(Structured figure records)
%%

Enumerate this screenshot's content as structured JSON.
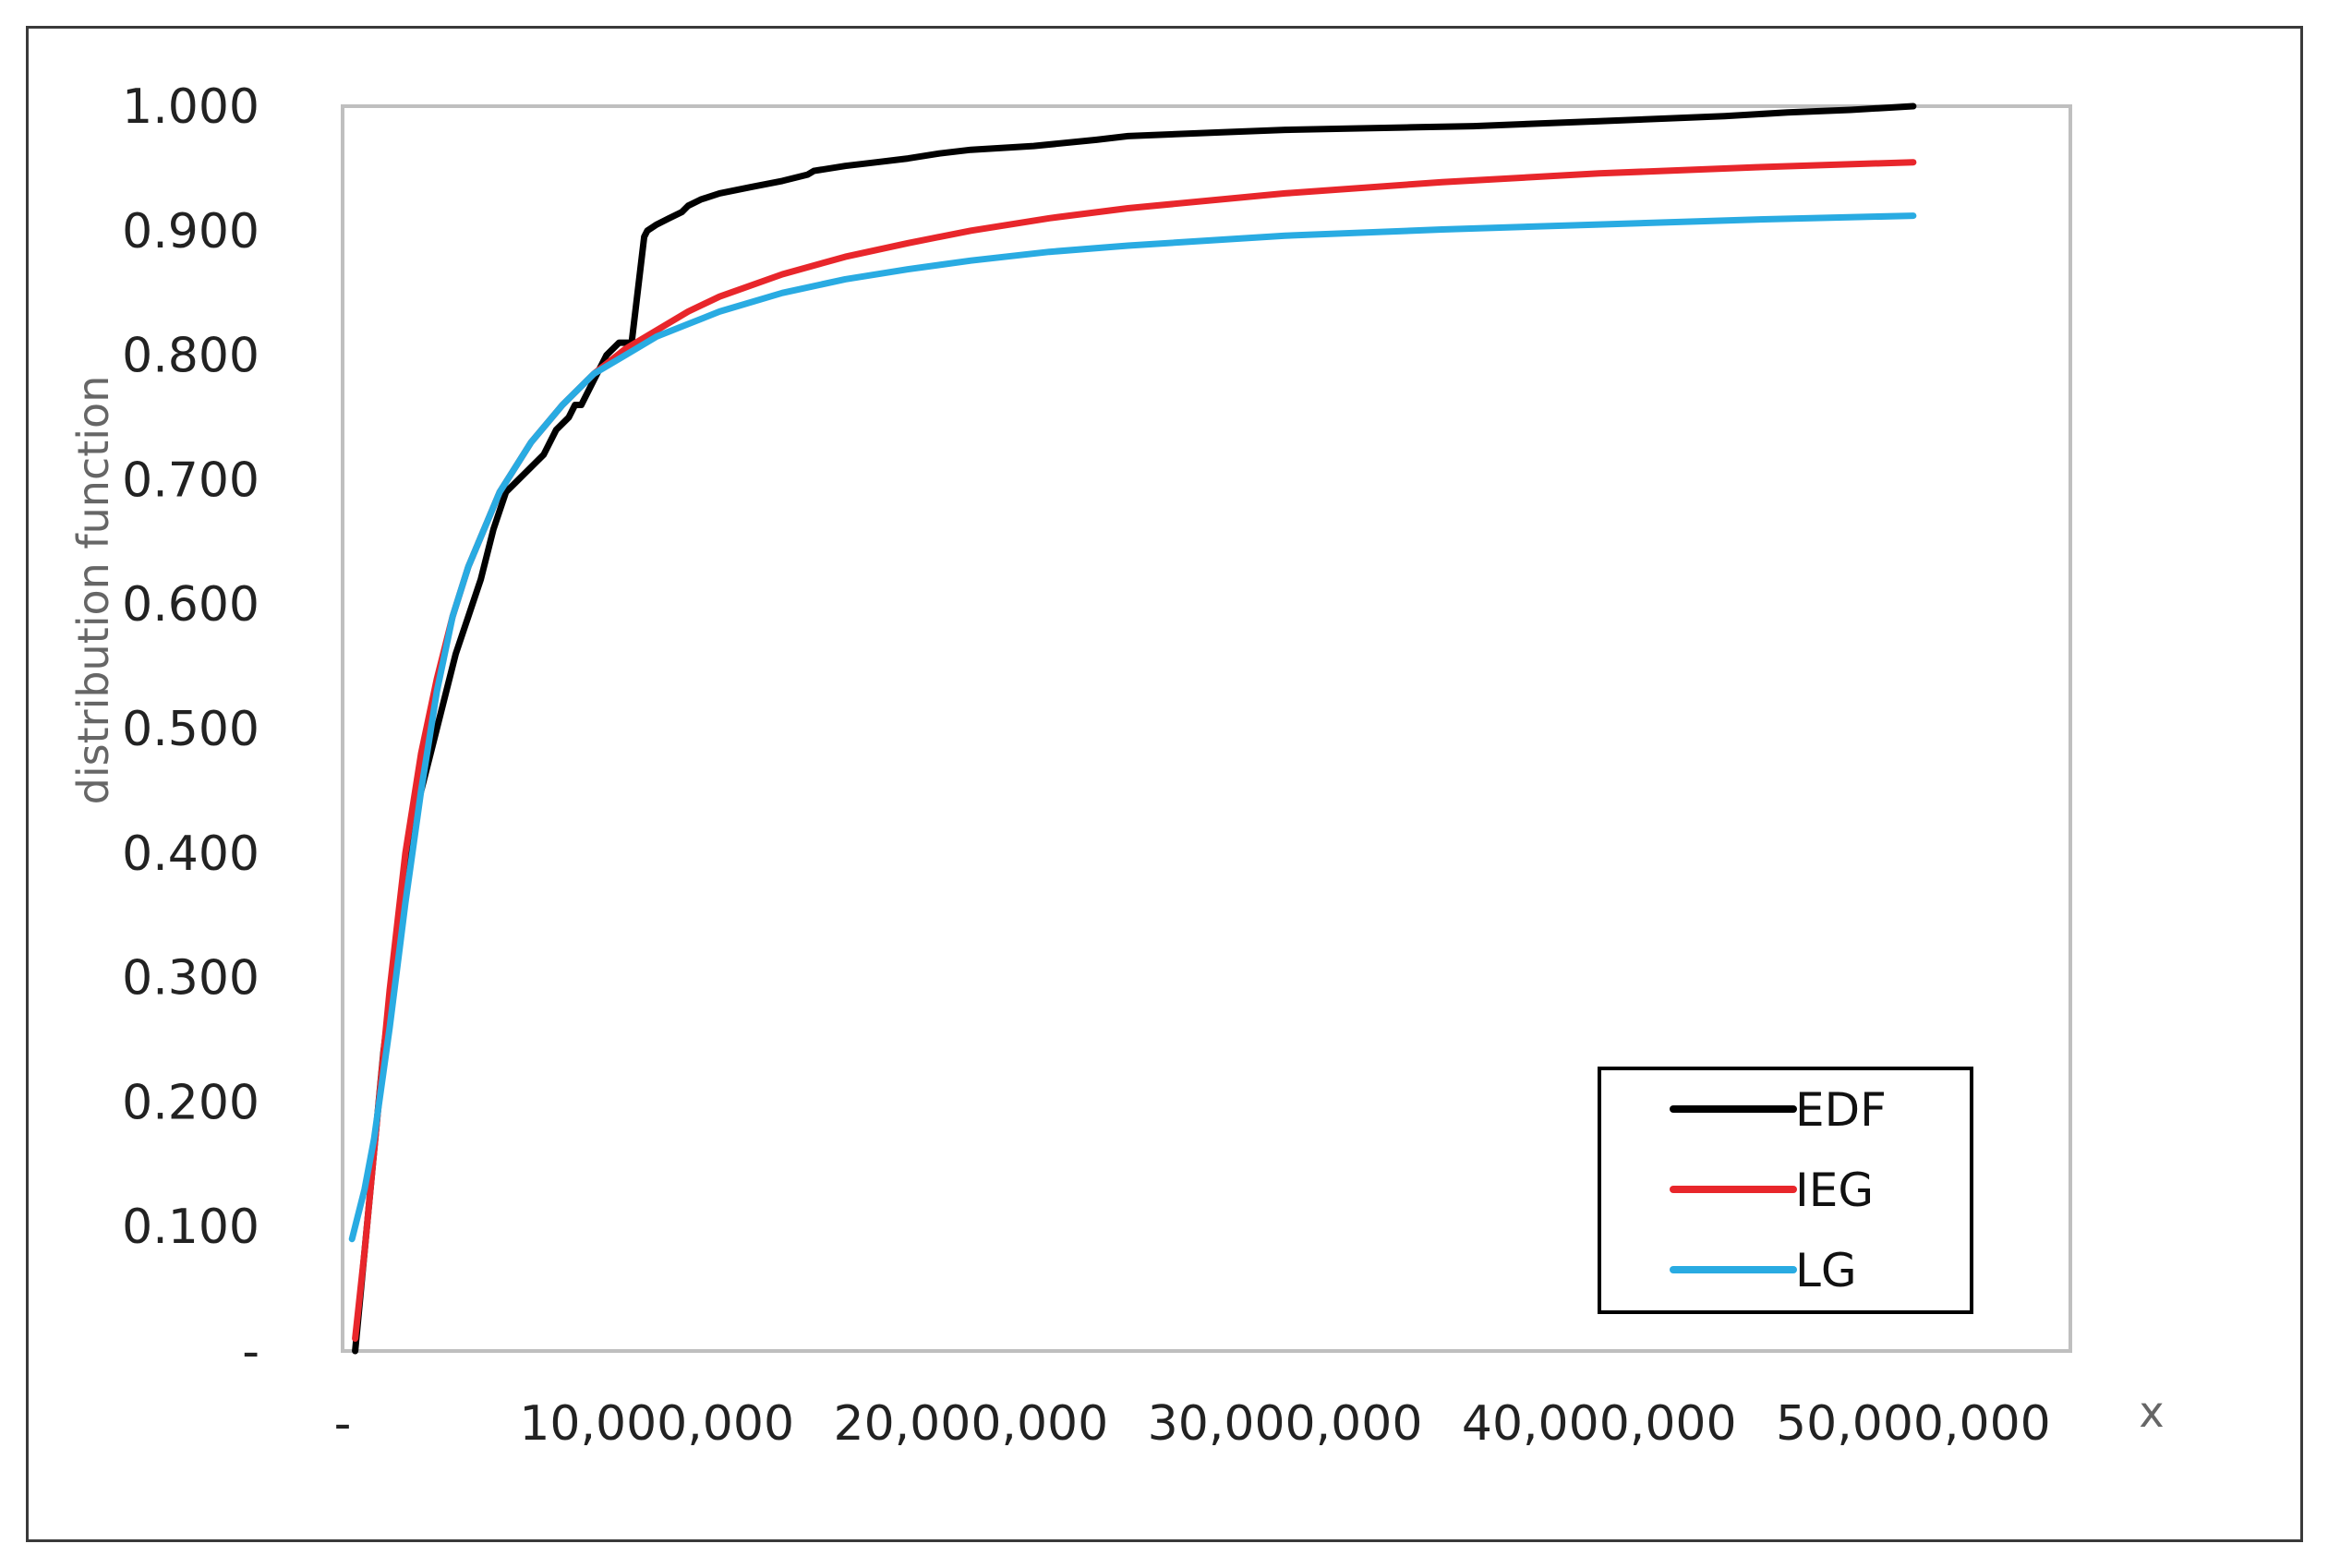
{
  "chart_data": {
    "type": "line",
    "title": "",
    "xlabel": "x",
    "ylabel": "distribution function",
    "xlim": [
      0,
      55000000
    ],
    "ylim": [
      0,
      1
    ],
    "x_ticks": [
      0,
      10000000,
      20000000,
      30000000,
      40000000,
      50000000
    ],
    "x_tick_labels": [
      "-",
      "10,000,000",
      "20,000,000",
      "30,000,000",
      "40,000,000",
      "50,000,000"
    ],
    "y_ticks": [
      0,
      0.1,
      0.2,
      0.3,
      0.4,
      0.5,
      0.6,
      0.7,
      0.8,
      0.9,
      1.0
    ],
    "y_tick_labels": [
      "-",
      "0.100",
      "0.200",
      "0.300",
      "0.400",
      "0.500",
      "0.600",
      "0.700",
      "0.800",
      "0.900",
      "1.000"
    ],
    "grid": false,
    "legend_position": "bottom-right",
    "series": [
      {
        "name": "EDF",
        "color": "#000000",
        "x": [
          400000,
          700000,
          1000000,
          1300000,
          1600000,
          2000000,
          2400000,
          2800000,
          3200000,
          3600000,
          4000000,
          4400000,
          4800000,
          5200000,
          5600000,
          6000000,
          6400000,
          6800000,
          7200000,
          7400000,
          7600000,
          8000000,
          8400000,
          8800000,
          9200000,
          9600000,
          9700000,
          10000000,
          10400000,
          10800000,
          11000000,
          11400000,
          12000000,
          13000000,
          14000000,
          14800000,
          15000000,
          16000000,
          17000000,
          18000000,
          19000000,
          20000000,
          22000000,
          24000000,
          25000000,
          26000000,
          28000000,
          30000000,
          32000000,
          34000000,
          36000000,
          38000000,
          40000000,
          42000000,
          44000000,
          46000000,
          48000000,
          50000000
        ],
        "y": [
          0.0,
          0.08,
          0.16,
          0.24,
          0.3,
          0.37,
          0.44,
          0.48,
          0.52,
          0.56,
          0.59,
          0.62,
          0.66,
          0.69,
          0.7,
          0.71,
          0.72,
          0.74,
          0.75,
          0.76,
          0.76,
          0.78,
          0.8,
          0.81,
          0.81,
          0.895,
          0.9,
          0.905,
          0.91,
          0.915,
          0.92,
          0.925,
          0.93,
          0.935,
          0.94,
          0.945,
          0.948,
          0.952,
          0.955,
          0.958,
          0.962,
          0.965,
          0.968,
          0.973,
          0.976,
          0.977,
          0.979,
          0.981,
          0.982,
          0.983,
          0.984,
          0.986,
          0.988,
          0.99,
          0.992,
          0.995,
          0.997,
          1.0
        ]
      },
      {
        "name": "IEG",
        "color": "#e8262b",
        "x": [
          400000,
          700000,
          1000000,
          1500000,
          2000000,
          2500000,
          3000000,
          3500000,
          4000000,
          5000000,
          6000000,
          7000000,
          8000000,
          9000000,
          10000000,
          11000000,
          12000000,
          14000000,
          16000000,
          18000000,
          20000000,
          22500000,
          25000000,
          30000000,
          35000000,
          40000000,
          45000000,
          50000000
        ],
        "y": [
          0.01,
          0.08,
          0.16,
          0.29,
          0.4,
          0.48,
          0.54,
          0.59,
          0.63,
          0.69,
          0.73,
          0.76,
          0.785,
          0.805,
          0.82,
          0.835,
          0.847,
          0.865,
          0.879,
          0.89,
          0.9,
          0.91,
          0.918,
          0.93,
          0.939,
          0.946,
          0.951,
          0.955
        ]
      },
      {
        "name": "LG",
        "color": "#29abe2",
        "x": [
          300000,
          700000,
          1000000,
          1500000,
          2000000,
          2500000,
          3000000,
          3500000,
          4000000,
          5000000,
          6000000,
          7000000,
          8000000,
          9000000,
          10000000,
          11000000,
          12000000,
          14000000,
          16000000,
          18000000,
          20000000,
          22500000,
          25000000,
          30000000,
          35000000,
          40000000,
          45000000,
          50000000
        ],
        "y": [
          0.09,
          0.13,
          0.17,
          0.26,
          0.36,
          0.45,
          0.53,
          0.59,
          0.63,
          0.69,
          0.73,
          0.76,
          0.785,
          0.8,
          0.815,
          0.825,
          0.835,
          0.85,
          0.861,
          0.869,
          0.876,
          0.883,
          0.888,
          0.896,
          0.901,
          0.905,
          0.909,
          0.912
        ]
      }
    ]
  }
}
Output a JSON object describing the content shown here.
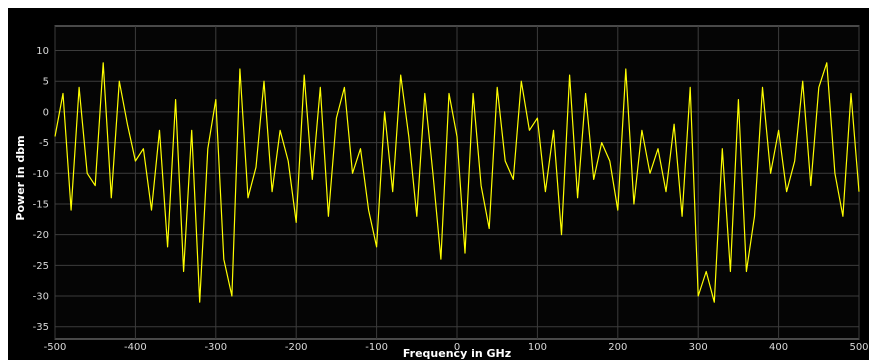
{
  "chart_data": {
    "type": "line",
    "title": "",
    "xlabel": "Frequency in GHz",
    "ylabel": "Power in dbm",
    "xlim": [
      -500,
      500
    ],
    "ylim": [
      -37,
      14
    ],
    "x_ticks": [
      -500,
      -400,
      -300,
      -200,
      -100,
      0,
      100,
      200,
      300,
      400,
      500
    ],
    "y_ticks": [
      10,
      5,
      0,
      -5,
      -10,
      -15,
      -20,
      -25,
      -30,
      -35
    ],
    "grid": true,
    "legend": "none",
    "series": [
      {
        "color": "#ffff00",
        "x": [
          -500,
          -490,
          -480,
          -470,
          -460,
          -450,
          -440,
          -430,
          -420,
          -410,
          -400,
          -390,
          -380,
          -370,
          -360,
          -350,
          -340,
          -330,
          -320,
          -310,
          -300,
          -290,
          -280,
          -270,
          -260,
          -250,
          -240,
          -230,
          -220,
          -210,
          -200,
          -190,
          -180,
          -170,
          -160,
          -150,
          -140,
          -130,
          -120,
          -110,
          -100,
          -90,
          -80,
          -70,
          -60,
          -50,
          -40,
          -30,
          -20,
          -10,
          0,
          10,
          20,
          30,
          40,
          50,
          60,
          70,
          80,
          90,
          100,
          110,
          120,
          130,
          140,
          150,
          160,
          170,
          180,
          190,
          200,
          210,
          220,
          230,
          240,
          250,
          260,
          270,
          280,
          290,
          300,
          310,
          320,
          330,
          340,
          350,
          360,
          370,
          380,
          390,
          400,
          410,
          420,
          430,
          440,
          450,
          460,
          470,
          480,
          490,
          500
        ],
        "y": [
          -4,
          3,
          -16,
          4,
          -10,
          -12,
          8,
          -14,
          5,
          -2,
          -8,
          -6,
          -16,
          -3,
          -22,
          2,
          -26,
          -3,
          -31,
          -6,
          2,
          -24,
          -30,
          7,
          -14,
          -9,
          5,
          -13,
          -3,
          -8,
          -18,
          6,
          -11,
          4,
          -17,
          -1,
          4,
          -10,
          -6,
          -16,
          -22,
          0,
          -13,
          6,
          -4,
          -17,
          3,
          -10,
          -24,
          3,
          -4,
          -23,
          3,
          -12,
          -19,
          4,
          -8,
          -11,
          5,
          -3,
          -1,
          -13,
          -3,
          -20,
          6,
          -14,
          3,
          -11,
          -5,
          -8,
          -16,
          7,
          -15,
          -3,
          -10,
          -6,
          -13,
          -2,
          -17,
          4,
          -30,
          -26,
          -31,
          -6,
          -26,
          2,
          -26,
          -17,
          4,
          -10,
          -3,
          -13,
          -8,
          5,
          -12,
          4,
          8,
          -10,
          -17,
          3,
          -13
        ]
      }
    ]
  }
}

%%

=== REQUIRED TASK ===
Retype each record exactly as it stands, but do not include the pictures.

=== TASK RESULT ===
Enumerate this screenshot's content as structured JSON.
{
  "chart_data": {
    "type": "line",
    "title": "",
    "xlabel": "x",
    "ylabel": "distribution function",
    "xlim": [
      0,
      55000000
    ],
    "ylim": [
      0,
      1
    ],
    "x_ticks": [
      0,
      10000000,
      20000000,
      30000000,
      40000000,
      50000000
    ],
    "x_tick_labels": [
      "-",
      "10,000,000",
      "20,000,000",
      "30,000,000",
      "40,000,000",
      "50,000,000"
    ],
    "y_ticks": [
      0,
      0.1,
      0.2,
      0.3,
      0.4,
      0.5,
      0.6,
      0.7,
      0.8,
      0.9,
      1.0
    ],
    "y_tick_labels": [
      "-",
      "0.100",
      "0.200",
      "0.300",
      "0.400",
      "0.500",
      "0.600",
      "0.700",
      "0.800",
      "0.900",
      "1.000"
    ],
    "grid": false,
    "legend_position": "bottom-right",
    "series": [
      {
        "name": "EDF",
        "color": "#000000",
        "x": [
          400000,
          700000,
          1000000,
          1300000,
          1600000,
          2000000,
          2400000,
          2800000,
          3200000,
          3600000,
          4000000,
          4400000,
          4800000,
          5200000,
          5600000,
          6000000,
          6400000,
          6800000,
          7200000,
          7400000,
          7600000,
          8000000,
          8400000,
          8800000,
          9200000,
          9600000,
          9700000,
          10000000,
          10400000,
          10800000,
          11000000,
          11400000,
          12000000,
          13000000,
          14000000,
          14800000,
          15000000,
          16000000,
          17000000,
          18000000,
          19000000,
          20000000,
          22000000,
          24000000,
          25000000,
          26000000,
          28000000,
          30000000,
          32000000,
          34000000,
          36000000,
          38000000,
          40000000,
          42000000,
          44000000,
          46000000,
          48000000,
          50000000
        ],
        "y": [
          0.0,
          0.08,
          0.16,
          0.24,
          0.3,
          0.37,
          0.44,
          0.48,
          0.52,
          0.56,
          0.59,
          0.62,
          0.66,
          0.69,
          0.7,
          0.71,
          0.72,
          0.74,
          0.75,
          0.76,
          0.76,
          0.78,
          0.8,
          0.81,
          0.81,
          0.895,
          0.9,
          0.905,
          0.91,
          0.915,
          0.92,
          0.925,
          0.93,
          0.935,
          0.94,
          0.945,
          0.948,
          0.952,
          0.955,
          0.958,
          0.962,
          0.965,
          0.968,
          0.973,
          0.976,
          0.977,
          0.979,
          0.981,
          0.982,
          0.983,
          0.984,
          0.986,
          0.988,
          0.99,
          0.992,
          0.995,
          0.997,
          1.0
        ]
      },
      {
        "name": "IEG",
        "color": "#e8262b",
        "x": [
          400000,
          700000,
          1000000,
          1500000,
          2000000,
          2500000,
          3000000,
          3500000,
          4000000,
          5000000,
          6000000,
          7000000,
          8000000,
          9000000,
          10000000,
          11000000,
          12000000,
          14000000,
          16000000,
          18000000,
          20000000,
          22500000,
          25000000,
          30000000,
          35000000,
          40000000,
          45000000,
          50000000
        ],
        "y": [
          0.01,
          0.08,
          0.16,
          0.29,
          0.4,
          0.48,
          0.54,
          0.59,
          0.63,
          0.69,
          0.73,
          0.76,
          0.785,
          0.805,
          0.82,
          0.835,
          0.847,
          0.865,
          0.879,
          0.89,
          0.9,
          0.91,
          0.918,
          0.93,
          0.939,
          0.946,
          0.951,
          0.955
        ]
      },
      {
        "name": "LG",
        "color": "#29abe2",
        "x": [
          300000,
          700000,
          1000000,
          1500000,
          2000000,
          2500000,
          3000000,
          3500000,
          4000000,
          5000000,
          6000000,
          7000000,
          8000000,
          9000000,
          10000000,
          11000000,
          12000000,
          14000000,
          16000000,
          18000000,
          20000000,
          22500000,
          25000000,
          30000000,
          35000000,
          40000000,
          45000000,
          50000000
        ],
        "y": [
          0.09,
          0.13,
          0.17,
          0.26,
          0.36,
          0.45,
          0.53,
          0.59,
          0.63,
          0.69,
          0.73,
          0.76,
          0.785,
          0.8,
          0.815,
          0.825,
          0.835,
          0.85,
          0.861,
          0.869,
          0.876,
          0.883,
          0.888,
          0.896,
          0.901,
          0.905,
          0.909,
          0.912
        ]
      }
    ]
  }
}
Output a JSON object describing the content shown here.
{
  "chart_data": {
    "type": "line",
    "title": "",
    "xlabel": "Frequency in GHz",
    "ylabel": "Power in dbm",
    "xlim": [
      -500,
      500
    ],
    "ylim": [
      -37,
      14
    ],
    "x_ticks": [
      -500,
      -400,
      -300,
      -200,
      -100,
      0,
      100,
      200,
      300,
      400,
      500
    ],
    "y_ticks": [
      10,
      5,
      0,
      -5,
      -10,
      -15,
      -20,
      -25,
      -30,
      -35
    ],
    "grid": true,
    "legend": "none",
    "series": [
      {
        "color": "#ffff00",
        "x": [
          -500,
          -490,
          -480,
          -470,
          -460,
          -450,
          -440,
          -430,
          -420,
          -410,
          -400,
          -390,
          -380,
          -370,
          -360,
          -350,
          -340,
          -330,
          -320,
          -310,
          -300,
          -290,
          -280,
          -270,
          -260,
          -250,
          -240,
          -230,
          -220,
          -210,
          -200,
          -190,
          -180,
          -170,
          -160,
          -150,
          -140,
          -130,
          -120,
          -110,
          -100,
          -90,
          -80,
          -70,
          -60,
          -50,
          -40,
          -30,
          -20,
          -10,
          0,
          10,
          20,
          30,
          40,
          50,
          60,
          70,
          80,
          90,
          100,
          110,
          120,
          130,
          140,
          150,
          160,
          170,
          180,
          190,
          200,
          210,
          220,
          230,
          240,
          250,
          260,
          270,
          280,
          290,
          300,
          310,
          320,
          330,
          340,
          350,
          360,
          370,
          380,
          390,
          400,
          410,
          420,
          430,
          440,
          450,
          460,
          470,
          480,
          490,
          500
        ],
        "y": [
          -4,
          3,
          -16,
          4,
          -10,
          -12,
          8,
          -14,
          5,
          -2,
          -8,
          -6,
          -16,
          -3,
          -22,
          2,
          -26,
          -3,
          -31,
          -6,
          2,
          -24,
          -30,
          7,
          -14,
          -9,
          5,
          -13,
          -3,
          -8,
          -18,
          6,
          -11,
          4,
          -17,
          -1,
          4,
          -10,
          -6,
          -16,
          -22,
          0,
          -13,
          6,
          -4,
          -17,
          3,
          -10,
          -24,
          3,
          -4,
          -23,
          3,
          -12,
          -19,
          4,
          -8,
          -11,
          5,
          -3,
          -1,
          -13,
          -3,
          -20,
          6,
          -14,
          3,
          -11,
          -5,
          -8,
          -16,
          7,
          -15,
          -3,
          -10,
          -6,
          -13,
          -2,
          -17,
          4,
          -30,
          -26,
          -31,
          -6,
          -26,
          2,
          -26,
          -17,
          4,
          -10,
          -3,
          -13,
          -8,
          5,
          -12,
          4,
          8,
          -10,
          -17,
          3,
          -13
        ]
      }
    ]
  }
}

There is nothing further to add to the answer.